> **RECORDS FOR THIS TASK**:
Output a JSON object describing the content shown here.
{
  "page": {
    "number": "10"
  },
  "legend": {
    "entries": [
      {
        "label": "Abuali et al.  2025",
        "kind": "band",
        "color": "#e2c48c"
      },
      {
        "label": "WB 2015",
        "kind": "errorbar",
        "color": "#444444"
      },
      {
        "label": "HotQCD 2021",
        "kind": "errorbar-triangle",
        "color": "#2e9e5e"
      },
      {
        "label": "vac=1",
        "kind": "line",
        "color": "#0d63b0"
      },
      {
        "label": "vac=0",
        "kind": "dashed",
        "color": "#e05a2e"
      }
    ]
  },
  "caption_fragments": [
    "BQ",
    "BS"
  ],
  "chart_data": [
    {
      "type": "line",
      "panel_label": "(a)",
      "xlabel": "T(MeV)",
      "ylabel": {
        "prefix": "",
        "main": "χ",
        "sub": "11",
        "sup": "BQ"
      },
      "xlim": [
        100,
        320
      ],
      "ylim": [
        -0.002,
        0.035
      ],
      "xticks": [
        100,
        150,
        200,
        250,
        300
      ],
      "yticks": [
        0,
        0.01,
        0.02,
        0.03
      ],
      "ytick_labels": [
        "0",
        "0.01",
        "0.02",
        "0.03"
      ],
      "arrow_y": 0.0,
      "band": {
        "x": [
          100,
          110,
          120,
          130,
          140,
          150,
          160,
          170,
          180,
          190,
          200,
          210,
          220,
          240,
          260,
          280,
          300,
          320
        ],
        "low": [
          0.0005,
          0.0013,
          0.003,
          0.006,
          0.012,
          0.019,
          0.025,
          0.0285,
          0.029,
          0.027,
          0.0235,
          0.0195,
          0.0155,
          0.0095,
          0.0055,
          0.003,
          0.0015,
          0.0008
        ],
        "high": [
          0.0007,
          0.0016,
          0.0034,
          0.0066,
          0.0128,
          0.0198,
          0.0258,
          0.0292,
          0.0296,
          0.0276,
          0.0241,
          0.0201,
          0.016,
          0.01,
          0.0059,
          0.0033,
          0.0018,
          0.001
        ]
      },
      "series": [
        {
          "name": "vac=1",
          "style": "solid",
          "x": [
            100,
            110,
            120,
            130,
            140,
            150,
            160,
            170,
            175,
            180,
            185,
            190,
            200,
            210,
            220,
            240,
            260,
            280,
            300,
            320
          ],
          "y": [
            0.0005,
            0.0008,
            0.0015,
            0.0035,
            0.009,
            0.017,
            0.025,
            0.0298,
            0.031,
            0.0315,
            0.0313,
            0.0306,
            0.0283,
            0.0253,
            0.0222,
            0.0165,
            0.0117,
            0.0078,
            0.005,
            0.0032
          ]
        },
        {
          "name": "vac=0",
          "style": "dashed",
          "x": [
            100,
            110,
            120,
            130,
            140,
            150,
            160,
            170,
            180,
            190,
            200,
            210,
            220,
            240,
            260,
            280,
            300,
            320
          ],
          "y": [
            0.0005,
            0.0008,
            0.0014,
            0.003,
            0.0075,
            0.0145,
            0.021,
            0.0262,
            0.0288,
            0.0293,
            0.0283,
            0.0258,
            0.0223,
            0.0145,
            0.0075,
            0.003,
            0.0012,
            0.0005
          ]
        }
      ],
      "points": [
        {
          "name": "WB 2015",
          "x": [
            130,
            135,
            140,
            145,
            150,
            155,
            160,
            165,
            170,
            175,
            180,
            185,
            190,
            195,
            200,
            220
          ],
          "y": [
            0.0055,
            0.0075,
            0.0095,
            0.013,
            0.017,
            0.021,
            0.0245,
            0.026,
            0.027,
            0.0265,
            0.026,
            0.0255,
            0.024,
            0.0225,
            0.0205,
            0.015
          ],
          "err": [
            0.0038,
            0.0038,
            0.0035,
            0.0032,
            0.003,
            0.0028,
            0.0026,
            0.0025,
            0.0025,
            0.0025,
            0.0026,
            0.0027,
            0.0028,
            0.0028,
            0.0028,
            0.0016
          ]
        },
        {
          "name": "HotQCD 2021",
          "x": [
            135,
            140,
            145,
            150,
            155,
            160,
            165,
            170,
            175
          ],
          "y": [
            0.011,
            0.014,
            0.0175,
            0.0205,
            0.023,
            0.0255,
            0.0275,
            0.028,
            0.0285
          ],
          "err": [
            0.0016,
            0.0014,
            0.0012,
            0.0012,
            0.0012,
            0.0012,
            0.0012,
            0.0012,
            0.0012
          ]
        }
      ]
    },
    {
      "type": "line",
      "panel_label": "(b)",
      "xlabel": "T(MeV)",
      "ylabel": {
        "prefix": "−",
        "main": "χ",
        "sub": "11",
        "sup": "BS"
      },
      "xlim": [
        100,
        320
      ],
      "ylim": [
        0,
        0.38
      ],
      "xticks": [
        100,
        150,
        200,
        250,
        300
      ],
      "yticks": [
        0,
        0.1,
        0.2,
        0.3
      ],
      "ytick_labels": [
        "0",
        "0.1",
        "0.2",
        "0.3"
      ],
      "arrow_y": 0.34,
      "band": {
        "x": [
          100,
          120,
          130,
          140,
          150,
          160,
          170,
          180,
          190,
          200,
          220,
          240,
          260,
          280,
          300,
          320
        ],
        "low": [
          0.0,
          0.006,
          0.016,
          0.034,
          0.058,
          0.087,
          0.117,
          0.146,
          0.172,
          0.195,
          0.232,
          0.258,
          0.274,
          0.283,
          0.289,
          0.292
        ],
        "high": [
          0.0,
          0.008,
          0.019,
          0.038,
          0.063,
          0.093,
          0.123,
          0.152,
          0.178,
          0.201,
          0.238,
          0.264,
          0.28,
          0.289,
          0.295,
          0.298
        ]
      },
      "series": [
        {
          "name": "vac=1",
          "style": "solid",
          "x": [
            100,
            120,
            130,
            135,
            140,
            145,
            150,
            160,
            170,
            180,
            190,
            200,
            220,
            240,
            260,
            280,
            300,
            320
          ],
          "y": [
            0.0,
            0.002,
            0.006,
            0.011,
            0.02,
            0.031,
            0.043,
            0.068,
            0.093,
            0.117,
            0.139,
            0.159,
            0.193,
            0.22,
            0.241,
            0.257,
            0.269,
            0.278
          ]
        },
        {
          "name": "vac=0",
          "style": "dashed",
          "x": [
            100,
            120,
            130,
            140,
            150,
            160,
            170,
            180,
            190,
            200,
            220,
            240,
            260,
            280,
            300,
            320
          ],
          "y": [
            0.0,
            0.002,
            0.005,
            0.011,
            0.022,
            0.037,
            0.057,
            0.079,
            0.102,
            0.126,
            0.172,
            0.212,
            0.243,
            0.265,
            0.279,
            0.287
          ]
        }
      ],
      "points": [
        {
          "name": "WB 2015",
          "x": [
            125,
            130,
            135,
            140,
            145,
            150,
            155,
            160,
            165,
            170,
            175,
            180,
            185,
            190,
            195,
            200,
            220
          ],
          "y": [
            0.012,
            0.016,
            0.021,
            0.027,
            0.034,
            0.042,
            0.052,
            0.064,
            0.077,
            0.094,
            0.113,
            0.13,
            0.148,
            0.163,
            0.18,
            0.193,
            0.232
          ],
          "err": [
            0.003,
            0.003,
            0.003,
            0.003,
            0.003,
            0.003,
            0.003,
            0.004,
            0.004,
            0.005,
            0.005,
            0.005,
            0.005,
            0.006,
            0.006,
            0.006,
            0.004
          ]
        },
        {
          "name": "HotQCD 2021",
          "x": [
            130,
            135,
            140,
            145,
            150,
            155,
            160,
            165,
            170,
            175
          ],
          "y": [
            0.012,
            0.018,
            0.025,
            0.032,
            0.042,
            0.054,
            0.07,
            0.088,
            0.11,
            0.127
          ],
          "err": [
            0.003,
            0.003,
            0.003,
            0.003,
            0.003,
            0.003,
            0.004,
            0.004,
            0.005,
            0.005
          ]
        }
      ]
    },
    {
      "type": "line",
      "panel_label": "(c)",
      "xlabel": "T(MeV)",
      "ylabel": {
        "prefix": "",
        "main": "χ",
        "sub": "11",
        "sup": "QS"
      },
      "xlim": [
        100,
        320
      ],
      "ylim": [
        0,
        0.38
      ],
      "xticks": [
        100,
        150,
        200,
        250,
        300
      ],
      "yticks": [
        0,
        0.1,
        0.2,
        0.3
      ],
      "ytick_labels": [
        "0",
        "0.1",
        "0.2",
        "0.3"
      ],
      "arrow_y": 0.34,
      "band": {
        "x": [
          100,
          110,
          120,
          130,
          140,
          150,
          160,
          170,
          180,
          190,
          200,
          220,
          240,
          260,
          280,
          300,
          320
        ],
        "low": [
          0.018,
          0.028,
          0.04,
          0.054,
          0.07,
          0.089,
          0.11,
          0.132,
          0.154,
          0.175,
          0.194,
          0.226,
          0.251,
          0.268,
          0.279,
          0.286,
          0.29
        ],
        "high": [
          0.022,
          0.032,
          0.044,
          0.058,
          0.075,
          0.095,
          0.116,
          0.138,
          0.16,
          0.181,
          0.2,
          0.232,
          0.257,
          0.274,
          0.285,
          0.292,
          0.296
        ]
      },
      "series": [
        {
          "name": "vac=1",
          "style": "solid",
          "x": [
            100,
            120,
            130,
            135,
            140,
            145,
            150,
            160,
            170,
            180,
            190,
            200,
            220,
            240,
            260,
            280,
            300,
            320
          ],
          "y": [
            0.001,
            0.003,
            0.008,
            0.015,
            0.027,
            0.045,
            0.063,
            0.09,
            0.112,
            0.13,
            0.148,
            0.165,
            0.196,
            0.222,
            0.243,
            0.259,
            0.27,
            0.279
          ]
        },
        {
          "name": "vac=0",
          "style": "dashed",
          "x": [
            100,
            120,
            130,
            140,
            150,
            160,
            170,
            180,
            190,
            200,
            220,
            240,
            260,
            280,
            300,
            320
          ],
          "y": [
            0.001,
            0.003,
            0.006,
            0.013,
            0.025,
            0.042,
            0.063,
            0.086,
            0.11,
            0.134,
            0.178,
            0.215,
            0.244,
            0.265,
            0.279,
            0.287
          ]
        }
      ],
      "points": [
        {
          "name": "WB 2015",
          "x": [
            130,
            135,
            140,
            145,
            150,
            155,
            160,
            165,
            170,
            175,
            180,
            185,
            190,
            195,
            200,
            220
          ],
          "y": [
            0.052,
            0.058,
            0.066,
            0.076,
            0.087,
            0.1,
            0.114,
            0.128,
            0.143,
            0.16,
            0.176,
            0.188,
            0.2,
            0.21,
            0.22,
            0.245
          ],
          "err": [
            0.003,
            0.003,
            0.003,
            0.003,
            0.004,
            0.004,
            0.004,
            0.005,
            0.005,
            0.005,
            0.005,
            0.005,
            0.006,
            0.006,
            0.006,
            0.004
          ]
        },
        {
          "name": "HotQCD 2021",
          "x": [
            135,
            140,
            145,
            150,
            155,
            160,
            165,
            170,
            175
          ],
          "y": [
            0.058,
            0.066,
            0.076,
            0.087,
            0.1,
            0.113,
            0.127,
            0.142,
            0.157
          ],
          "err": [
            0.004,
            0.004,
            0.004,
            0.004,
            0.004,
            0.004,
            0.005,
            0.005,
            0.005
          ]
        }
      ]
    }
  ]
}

> **WHAT IS EXPECTED**: Identify and copy lines that hold the string "errorbar".

> **EXPECTED ANSWER**:
        "kind": "errorbar",
        "kind": "errorbar-triangle",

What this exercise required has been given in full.